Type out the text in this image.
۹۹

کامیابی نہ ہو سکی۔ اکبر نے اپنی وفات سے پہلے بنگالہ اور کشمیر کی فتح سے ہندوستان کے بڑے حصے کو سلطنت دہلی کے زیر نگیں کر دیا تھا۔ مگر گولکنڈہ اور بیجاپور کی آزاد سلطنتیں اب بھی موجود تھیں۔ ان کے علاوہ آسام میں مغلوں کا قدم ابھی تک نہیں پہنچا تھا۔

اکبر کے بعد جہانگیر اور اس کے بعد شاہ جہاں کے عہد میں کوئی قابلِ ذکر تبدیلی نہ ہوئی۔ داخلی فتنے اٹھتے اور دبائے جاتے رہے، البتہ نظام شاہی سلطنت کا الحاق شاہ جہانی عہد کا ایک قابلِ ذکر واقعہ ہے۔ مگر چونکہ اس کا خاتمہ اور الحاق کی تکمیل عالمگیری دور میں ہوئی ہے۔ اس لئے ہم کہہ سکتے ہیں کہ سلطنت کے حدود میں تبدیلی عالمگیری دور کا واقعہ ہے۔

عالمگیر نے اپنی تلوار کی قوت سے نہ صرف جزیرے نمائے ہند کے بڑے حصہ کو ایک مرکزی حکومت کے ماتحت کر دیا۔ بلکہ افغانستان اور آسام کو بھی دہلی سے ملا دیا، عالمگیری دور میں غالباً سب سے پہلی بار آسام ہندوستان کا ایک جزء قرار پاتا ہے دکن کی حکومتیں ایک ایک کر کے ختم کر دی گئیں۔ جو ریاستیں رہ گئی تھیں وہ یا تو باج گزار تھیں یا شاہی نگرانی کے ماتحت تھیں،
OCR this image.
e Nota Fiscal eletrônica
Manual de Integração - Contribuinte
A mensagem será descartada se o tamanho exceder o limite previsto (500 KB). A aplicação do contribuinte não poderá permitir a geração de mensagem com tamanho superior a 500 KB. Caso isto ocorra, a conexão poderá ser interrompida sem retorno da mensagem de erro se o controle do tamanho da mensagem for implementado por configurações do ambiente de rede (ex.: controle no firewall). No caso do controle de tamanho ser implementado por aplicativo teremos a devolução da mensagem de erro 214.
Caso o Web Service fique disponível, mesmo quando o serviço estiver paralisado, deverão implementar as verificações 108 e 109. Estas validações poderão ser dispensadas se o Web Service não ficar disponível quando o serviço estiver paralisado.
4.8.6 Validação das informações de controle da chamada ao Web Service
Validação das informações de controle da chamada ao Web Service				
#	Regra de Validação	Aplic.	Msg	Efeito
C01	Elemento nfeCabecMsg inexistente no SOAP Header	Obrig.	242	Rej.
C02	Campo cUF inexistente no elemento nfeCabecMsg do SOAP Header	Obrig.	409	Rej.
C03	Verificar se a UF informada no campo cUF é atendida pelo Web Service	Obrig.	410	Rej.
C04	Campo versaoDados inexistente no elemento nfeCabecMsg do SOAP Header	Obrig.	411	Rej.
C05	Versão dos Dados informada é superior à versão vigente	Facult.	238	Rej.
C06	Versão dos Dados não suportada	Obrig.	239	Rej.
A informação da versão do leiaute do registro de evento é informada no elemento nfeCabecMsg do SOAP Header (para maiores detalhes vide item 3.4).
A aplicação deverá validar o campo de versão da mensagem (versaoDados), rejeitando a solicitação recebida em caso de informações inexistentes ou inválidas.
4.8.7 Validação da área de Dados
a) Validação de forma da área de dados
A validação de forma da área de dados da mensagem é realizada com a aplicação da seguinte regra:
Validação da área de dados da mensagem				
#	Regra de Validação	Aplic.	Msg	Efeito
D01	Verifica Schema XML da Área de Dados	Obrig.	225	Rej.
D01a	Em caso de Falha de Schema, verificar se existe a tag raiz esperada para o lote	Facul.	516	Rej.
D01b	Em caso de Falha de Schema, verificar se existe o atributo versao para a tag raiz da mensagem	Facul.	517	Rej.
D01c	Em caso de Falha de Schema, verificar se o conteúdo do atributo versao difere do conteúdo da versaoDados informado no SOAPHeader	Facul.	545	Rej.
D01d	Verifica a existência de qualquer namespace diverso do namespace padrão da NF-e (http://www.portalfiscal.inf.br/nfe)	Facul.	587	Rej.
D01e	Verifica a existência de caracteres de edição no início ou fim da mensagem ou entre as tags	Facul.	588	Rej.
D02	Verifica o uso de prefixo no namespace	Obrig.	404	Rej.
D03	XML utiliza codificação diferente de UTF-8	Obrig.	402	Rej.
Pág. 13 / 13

==

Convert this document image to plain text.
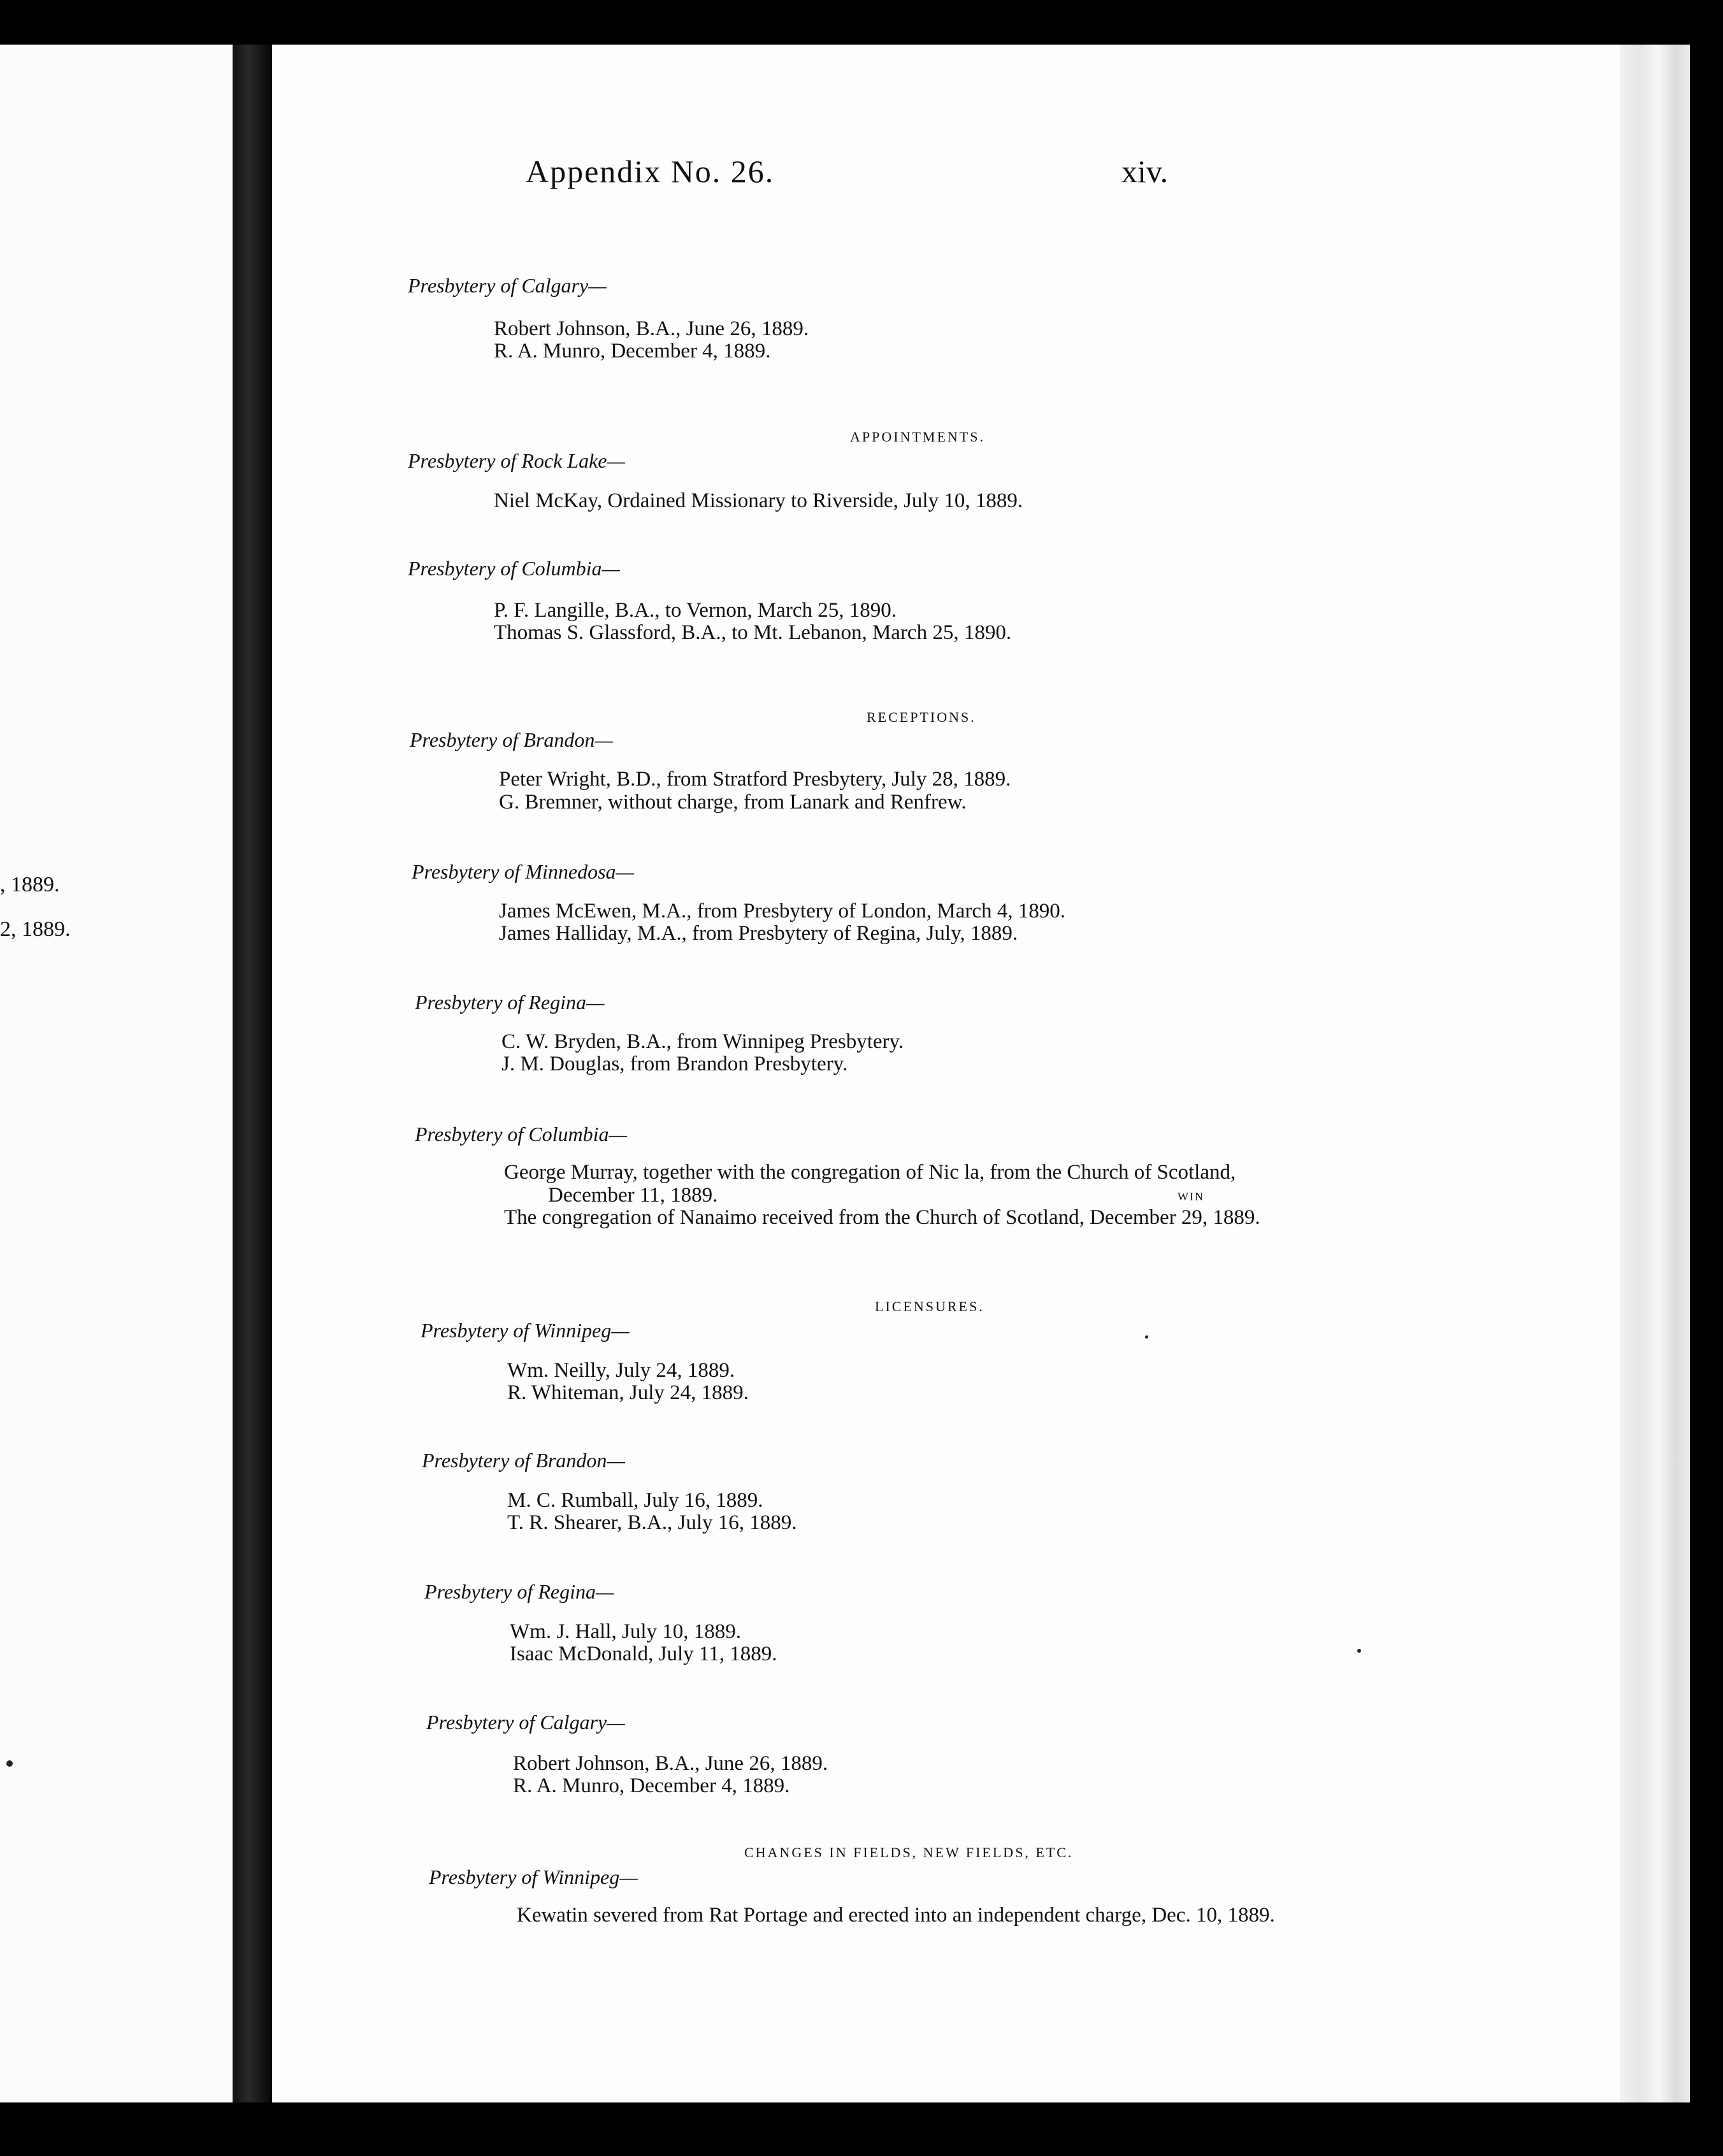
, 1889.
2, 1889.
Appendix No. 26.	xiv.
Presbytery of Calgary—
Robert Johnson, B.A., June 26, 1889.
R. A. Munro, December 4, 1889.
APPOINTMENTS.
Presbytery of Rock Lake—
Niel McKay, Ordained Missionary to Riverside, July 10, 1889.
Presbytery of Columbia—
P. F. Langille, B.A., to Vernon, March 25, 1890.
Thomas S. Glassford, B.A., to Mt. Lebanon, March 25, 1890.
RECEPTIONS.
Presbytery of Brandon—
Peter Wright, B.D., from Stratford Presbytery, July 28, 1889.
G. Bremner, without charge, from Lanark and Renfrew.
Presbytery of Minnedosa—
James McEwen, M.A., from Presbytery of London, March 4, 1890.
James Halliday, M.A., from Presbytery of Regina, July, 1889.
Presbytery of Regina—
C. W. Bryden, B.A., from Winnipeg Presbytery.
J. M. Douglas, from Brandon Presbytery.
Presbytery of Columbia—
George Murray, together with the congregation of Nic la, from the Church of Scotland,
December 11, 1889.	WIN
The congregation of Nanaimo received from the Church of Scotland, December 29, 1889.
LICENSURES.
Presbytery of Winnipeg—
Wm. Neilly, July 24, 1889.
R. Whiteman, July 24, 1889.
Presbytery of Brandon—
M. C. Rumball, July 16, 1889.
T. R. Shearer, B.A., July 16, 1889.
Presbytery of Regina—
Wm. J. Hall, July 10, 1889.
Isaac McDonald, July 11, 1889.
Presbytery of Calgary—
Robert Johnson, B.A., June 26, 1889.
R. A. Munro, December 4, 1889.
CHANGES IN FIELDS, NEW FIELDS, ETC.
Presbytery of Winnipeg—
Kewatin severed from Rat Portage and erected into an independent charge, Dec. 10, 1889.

### [Set exercise]
Work out how many lines of the listing above include the word "charge". Reply with nothing but the count.

### [Response to this exercise]
2